» WHAT TO DO:
Locate and copy each line in the data that contains the word "Wizard".

begin

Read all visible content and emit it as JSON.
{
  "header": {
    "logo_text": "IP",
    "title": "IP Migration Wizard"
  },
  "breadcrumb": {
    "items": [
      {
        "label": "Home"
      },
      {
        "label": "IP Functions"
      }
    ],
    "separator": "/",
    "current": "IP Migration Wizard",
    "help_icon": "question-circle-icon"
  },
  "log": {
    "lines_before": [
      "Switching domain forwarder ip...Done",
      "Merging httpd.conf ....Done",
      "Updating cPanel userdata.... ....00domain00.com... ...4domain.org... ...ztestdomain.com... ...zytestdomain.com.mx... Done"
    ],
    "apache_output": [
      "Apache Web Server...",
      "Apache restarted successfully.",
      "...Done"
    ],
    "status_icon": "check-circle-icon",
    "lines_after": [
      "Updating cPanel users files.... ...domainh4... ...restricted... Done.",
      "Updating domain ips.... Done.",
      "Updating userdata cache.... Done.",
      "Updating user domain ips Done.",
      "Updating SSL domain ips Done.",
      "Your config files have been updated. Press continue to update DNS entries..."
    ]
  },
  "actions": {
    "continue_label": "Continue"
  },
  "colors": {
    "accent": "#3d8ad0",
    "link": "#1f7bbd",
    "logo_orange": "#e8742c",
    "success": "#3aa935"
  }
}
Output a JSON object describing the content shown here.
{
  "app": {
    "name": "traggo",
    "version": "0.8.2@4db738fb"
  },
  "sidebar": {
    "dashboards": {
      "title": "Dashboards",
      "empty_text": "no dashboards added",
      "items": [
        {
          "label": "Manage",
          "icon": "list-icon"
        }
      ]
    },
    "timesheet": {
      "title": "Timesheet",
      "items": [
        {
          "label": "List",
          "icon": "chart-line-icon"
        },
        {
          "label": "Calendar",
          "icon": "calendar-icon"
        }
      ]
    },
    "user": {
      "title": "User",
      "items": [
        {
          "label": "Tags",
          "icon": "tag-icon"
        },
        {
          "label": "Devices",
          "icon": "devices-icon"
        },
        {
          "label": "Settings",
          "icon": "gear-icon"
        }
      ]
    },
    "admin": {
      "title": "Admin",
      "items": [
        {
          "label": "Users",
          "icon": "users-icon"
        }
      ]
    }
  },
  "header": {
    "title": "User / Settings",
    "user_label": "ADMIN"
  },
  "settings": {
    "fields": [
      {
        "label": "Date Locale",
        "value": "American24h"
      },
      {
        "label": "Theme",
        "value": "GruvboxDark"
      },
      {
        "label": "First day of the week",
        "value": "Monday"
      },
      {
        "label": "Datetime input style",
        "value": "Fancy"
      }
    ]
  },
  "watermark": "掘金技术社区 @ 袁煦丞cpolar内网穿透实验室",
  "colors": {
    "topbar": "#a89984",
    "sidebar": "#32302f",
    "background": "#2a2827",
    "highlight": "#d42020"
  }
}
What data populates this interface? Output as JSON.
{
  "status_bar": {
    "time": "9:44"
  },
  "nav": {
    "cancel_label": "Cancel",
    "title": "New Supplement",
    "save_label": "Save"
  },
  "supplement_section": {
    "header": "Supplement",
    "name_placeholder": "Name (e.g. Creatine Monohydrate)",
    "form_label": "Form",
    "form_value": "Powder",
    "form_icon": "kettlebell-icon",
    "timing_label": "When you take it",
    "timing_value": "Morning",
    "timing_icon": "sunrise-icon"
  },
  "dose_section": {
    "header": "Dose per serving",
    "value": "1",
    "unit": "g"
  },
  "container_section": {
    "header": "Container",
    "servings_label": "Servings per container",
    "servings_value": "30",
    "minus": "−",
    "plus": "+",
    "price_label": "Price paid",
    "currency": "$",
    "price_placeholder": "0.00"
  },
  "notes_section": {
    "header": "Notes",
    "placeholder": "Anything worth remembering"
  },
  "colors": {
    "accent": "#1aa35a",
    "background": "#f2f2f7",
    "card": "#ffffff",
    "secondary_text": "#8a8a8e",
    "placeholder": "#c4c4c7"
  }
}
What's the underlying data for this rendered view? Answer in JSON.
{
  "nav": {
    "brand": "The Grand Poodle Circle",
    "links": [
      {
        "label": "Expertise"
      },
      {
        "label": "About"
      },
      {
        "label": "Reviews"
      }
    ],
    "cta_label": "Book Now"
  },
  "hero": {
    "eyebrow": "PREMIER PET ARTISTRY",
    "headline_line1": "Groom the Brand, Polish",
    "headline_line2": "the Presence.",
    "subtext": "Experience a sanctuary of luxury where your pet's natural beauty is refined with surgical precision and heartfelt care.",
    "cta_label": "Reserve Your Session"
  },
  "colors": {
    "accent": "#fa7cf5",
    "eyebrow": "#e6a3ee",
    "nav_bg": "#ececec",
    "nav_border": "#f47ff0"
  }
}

end

» COMPLETE RESPONSE:
    "title": "IP Migration Wizard"
    "current": "IP Migration Wizard",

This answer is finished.